GIVEN TASK >>
Take every line where the string "Discharge" appears and copy it.

Records from a collection of figures:
....................
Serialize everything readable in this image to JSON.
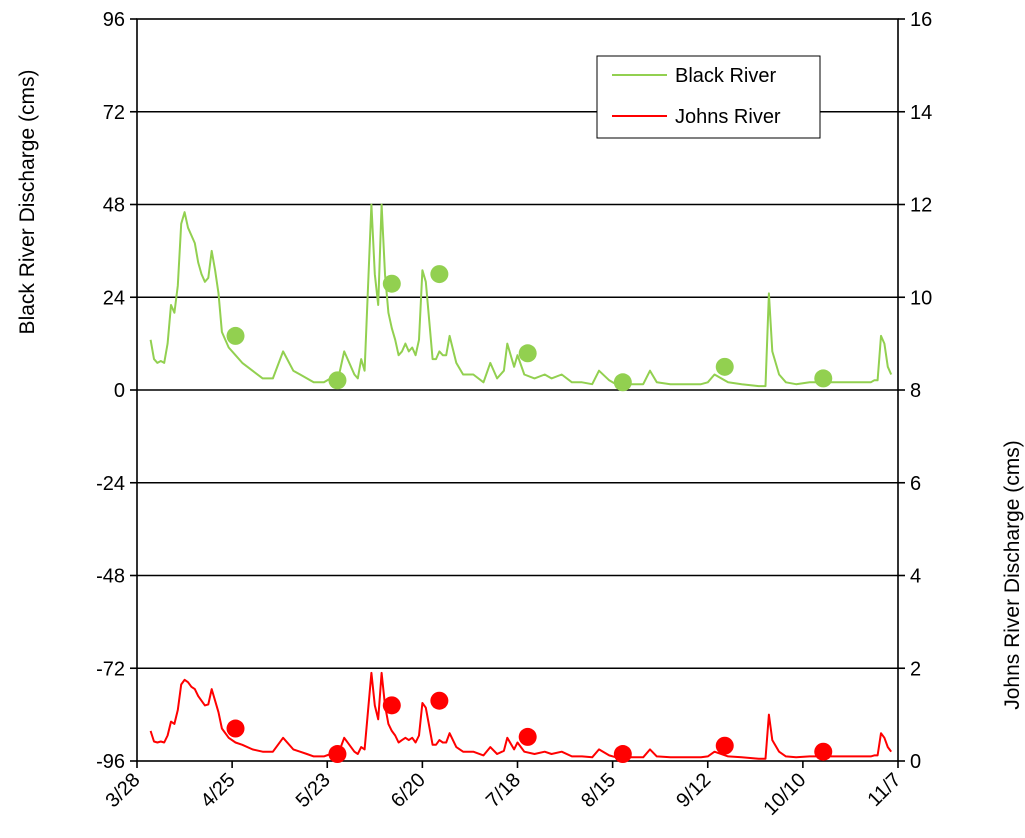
{
  "chart_data": {
    "type": "line",
    "title": "",
    "xlabel": "",
    "ylabel": "Black River Discharge (cms)",
    "y2label": "Johns River Discharge (cms)",
    "y_ticks": [
      "96",
      "72",
      "48",
      "24",
      "0",
      "-24",
      "-48",
      "-72",
      "-96"
    ],
    "y2_ticks": [
      "16",
      "14",
      "12",
      "10",
      "8",
      "6",
      "4",
      "2",
      "0"
    ],
    "x_ticks": [
      "3/28",
      "4/25",
      "5/23",
      "6/20",
      "7/18",
      "8/15",
      "9/12",
      "10/10",
      "11/7"
    ],
    "ylim": [
      -96,
      96
    ],
    "y2lim": [
      0,
      16
    ],
    "xlim": [
      "3/28",
      "11/7"
    ],
    "grid": "horizontal",
    "legend": "top-right",
    "colors": {
      "black_river": "#92D050",
      "johns_river": "#FF0000"
    },
    "series": [
      {
        "name": "Black River",
        "axis": "left",
        "x": [
          "4/1",
          "4/2",
          "4/3",
          "4/4",
          "4/5",
          "4/6",
          "4/7",
          "4/8",
          "4/9",
          "4/10",
          "4/11",
          "4/12",
          "4/13",
          "4/14",
          "4/15",
          "4/16",
          "4/17",
          "4/18",
          "4/19",
          "4/20",
          "4/21",
          "4/22",
          "4/24",
          "4/26",
          "4/28",
          "5/1",
          "5/4",
          "5/7",
          "5/10",
          "5/13",
          "5/15",
          "5/17",
          "5/19",
          "5/22",
          "5/24",
          "5/26",
          "5/28",
          "5/31",
          "6/1",
          "6/2",
          "6/3",
          "6/5",
          "6/6",
          "6/7",
          "6/8",
          "6/9",
          "6/10",
          "6/11",
          "6/12",
          "6/13",
          "6/14",
          "6/15",
          "6/16",
          "6/17",
          "6/18",
          "6/19",
          "6/20",
          "6/21",
          "6/22",
          "6/23",
          "6/24",
          "6/25",
          "6/26",
          "6/27",
          "6/28",
          "6/30",
          "7/2",
          "7/5",
          "7/8",
          "7/10",
          "7/12",
          "7/14",
          "7/15",
          "7/17",
          "7/18",
          "7/20",
          "7/23",
          "7/26",
          "7/28",
          "7/31",
          "8/3",
          "8/6",
          "8/9",
          "8/11",
          "8/14",
          "8/16",
          "8/20",
          "8/24",
          "8/26",
          "8/28",
          "9/1",
          "9/6",
          "9/8",
          "9/10",
          "9/12",
          "9/14",
          "9/18",
          "9/22",
          "9/27",
          "9/29",
          "9/30",
          "10/1",
          "10/3",
          "10/5",
          "10/8",
          "10/12",
          "10/18",
          "10/25",
          "10/30",
          "10/31",
          "11/1",
          "11/2",
          "11/3",
          "11/4",
          "11/5"
        ],
        "values": [
          13,
          8,
          7,
          7.5,
          7,
          12,
          22,
          20,
          27,
          43,
          46,
          42,
          40,
          38,
          33,
          30,
          28,
          29,
          36,
          31,
          25,
          15,
          11,
          9,
          7,
          5,
          3,
          3,
          10,
          5,
          4,
          3,
          2,
          2,
          3,
          2,
          10,
          4,
          3,
          8,
          5,
          48,
          30,
          22,
          48,
          30,
          20,
          16,
          13,
          9,
          10,
          12,
          10,
          11,
          9,
          13,
          31,
          28,
          18,
          8,
          8,
          10,
          9,
          9,
          14,
          7,
          4,
          4,
          2,
          7,
          3,
          5,
          12,
          6,
          9,
          4,
          3,
          4,
          3,
          4,
          2,
          2,
          1.5,
          5,
          2.5,
          1.5,
          1.5,
          1.5,
          5,
          2,
          1.5,
          1.5,
          1.5,
          1.5,
          2,
          4,
          2,
          1.5,
          1,
          1,
          25,
          10,
          4,
          2,
          1.5,
          2,
          2,
          2,
          2,
          2.5,
          2.5,
          14,
          12,
          6,
          4
        ],
        "markers": {
          "x": [
            "4/26",
            "5/26",
            "6/11",
            "6/25",
            "7/21",
            "8/18",
            "9/17",
            "10/16"
          ],
          "values": [
            14,
            2.5,
            27.5,
            30,
            9.5,
            2,
            6,
            3
          ]
        }
      },
      {
        "name": "Johns River",
        "axis": "right",
        "x": [
          "4/1",
          "4/2",
          "4/3",
          "4/4",
          "4/5",
          "4/6",
          "4/7",
          "4/8",
          "4/9",
          "4/10",
          "4/11",
          "4/12",
          "4/13",
          "4/14",
          "4/15",
          "4/16",
          "4/17",
          "4/18",
          "4/19",
          "4/20",
          "4/21",
          "4/22",
          "4/24",
          "4/26",
          "4/28",
          "5/1",
          "5/4",
          "5/7",
          "5/10",
          "5/13",
          "5/15",
          "5/17",
          "5/19",
          "5/22",
          "5/24",
          "5/26",
          "5/28",
          "5/31",
          "6/1",
          "6/2",
          "6/3",
          "6/5",
          "6/6",
          "6/7",
          "6/8",
          "6/9",
          "6/10",
          "6/11",
          "6/12",
          "6/13",
          "6/14",
          "6/15",
          "6/16",
          "6/17",
          "6/18",
          "6/19",
          "6/20",
          "6/21",
          "6/22",
          "6/23",
          "6/24",
          "6/25",
          "6/26",
          "6/27",
          "6/28",
          "6/30",
          "7/2",
          "7/5",
          "7/8",
          "7/10",
          "7/12",
          "7/14",
          "7/15",
          "7/17",
          "7/18",
          "7/20",
          "7/23",
          "7/26",
          "7/28",
          "7/31",
          "8/3",
          "8/6",
          "8/9",
          "8/11",
          "8/14",
          "8/16",
          "8/20",
          "8/24",
          "8/26",
          "8/28",
          "9/1",
          "9/6",
          "9/8",
          "9/10",
          "9/12",
          "9/14",
          "9/18",
          "9/22",
          "9/27",
          "9/29",
          "9/30",
          "10/1",
          "10/3",
          "10/5",
          "10/8",
          "10/12",
          "10/18",
          "10/25",
          "10/30",
          "10/31",
          "11/1",
          "11/2",
          "11/3",
          "11/4",
          "11/5"
        ],
        "values": [
          0.65,
          0.42,
          0.4,
          0.42,
          0.4,
          0.55,
          0.85,
          0.8,
          1.1,
          1.65,
          1.75,
          1.7,
          1.6,
          1.55,
          1.4,
          1.3,
          1.2,
          1.22,
          1.55,
          1.3,
          1.05,
          0.7,
          0.5,
          0.4,
          0.35,
          0.25,
          0.2,
          0.2,
          0.5,
          0.25,
          0.2,
          0.15,
          0.1,
          0.1,
          0.15,
          0.1,
          0.5,
          0.2,
          0.15,
          0.3,
          0.25,
          1.9,
          1.2,
          0.9,
          1.9,
          1.2,
          0.8,
          0.65,
          0.55,
          0.4,
          0.45,
          0.5,
          0.45,
          0.5,
          0.4,
          0.55,
          1.25,
          1.15,
          0.75,
          0.35,
          0.35,
          0.45,
          0.4,
          0.4,
          0.6,
          0.3,
          0.2,
          0.2,
          0.12,
          0.3,
          0.15,
          0.22,
          0.5,
          0.25,
          0.4,
          0.2,
          0.15,
          0.2,
          0.15,
          0.2,
          0.1,
          0.1,
          0.08,
          0.25,
          0.12,
          0.08,
          0.08,
          0.08,
          0.25,
          0.1,
          0.08,
          0.08,
          0.08,
          0.08,
          0.1,
          0.2,
          0.1,
          0.08,
          0.05,
          0.05,
          1.0,
          0.45,
          0.2,
          0.1,
          0.08,
          0.1,
          0.1,
          0.1,
          0.1,
          0.12,
          0.12,
          0.6,
          0.5,
          0.3,
          0.2
        ],
        "markers": {
          "x": [
            "4/26",
            "5/26",
            "6/11",
            "6/25",
            "7/21",
            "8/18",
            "9/17",
            "10/16"
          ],
          "values": [
            0.7,
            0.15,
            1.2,
            1.3,
            0.52,
            0.15,
            0.33,
            0.2
          ]
        }
      }
    ]
  }
}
....................
RESULT BELOW >>
    "ylabel": "Black River Discharge (cms)",
    "y2label": "Johns River Discharge (cms)",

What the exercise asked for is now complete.